**Exercise**
Determine the number of lines containing the word "title", and state that figure alone.

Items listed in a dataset
* BEGIN *

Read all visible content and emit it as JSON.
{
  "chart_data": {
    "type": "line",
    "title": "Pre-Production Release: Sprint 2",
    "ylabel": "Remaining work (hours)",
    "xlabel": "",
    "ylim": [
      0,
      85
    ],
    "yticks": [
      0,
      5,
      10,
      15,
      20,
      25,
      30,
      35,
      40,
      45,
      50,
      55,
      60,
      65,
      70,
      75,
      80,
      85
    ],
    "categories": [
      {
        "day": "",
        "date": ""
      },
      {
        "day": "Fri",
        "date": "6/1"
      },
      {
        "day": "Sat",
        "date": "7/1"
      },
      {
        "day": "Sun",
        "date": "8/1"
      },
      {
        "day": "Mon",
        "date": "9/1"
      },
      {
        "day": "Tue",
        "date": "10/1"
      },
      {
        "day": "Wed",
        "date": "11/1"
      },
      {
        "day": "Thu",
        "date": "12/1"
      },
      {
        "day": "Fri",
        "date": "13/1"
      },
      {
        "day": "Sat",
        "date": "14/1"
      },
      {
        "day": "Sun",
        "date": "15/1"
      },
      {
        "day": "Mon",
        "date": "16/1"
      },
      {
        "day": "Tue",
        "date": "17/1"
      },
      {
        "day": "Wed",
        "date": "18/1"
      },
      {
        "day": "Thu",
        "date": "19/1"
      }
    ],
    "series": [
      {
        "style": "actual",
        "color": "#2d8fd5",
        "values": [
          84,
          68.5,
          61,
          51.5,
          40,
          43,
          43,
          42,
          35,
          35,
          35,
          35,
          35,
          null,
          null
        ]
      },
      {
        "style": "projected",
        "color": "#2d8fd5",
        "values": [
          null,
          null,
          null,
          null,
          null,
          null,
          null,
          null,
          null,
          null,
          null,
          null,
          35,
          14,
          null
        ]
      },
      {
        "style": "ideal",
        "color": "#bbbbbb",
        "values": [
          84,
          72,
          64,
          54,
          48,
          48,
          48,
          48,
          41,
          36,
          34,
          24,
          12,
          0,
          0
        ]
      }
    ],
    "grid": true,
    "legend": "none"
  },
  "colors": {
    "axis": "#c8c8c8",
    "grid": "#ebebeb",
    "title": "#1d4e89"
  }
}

* END *

**Response for this exercise**
2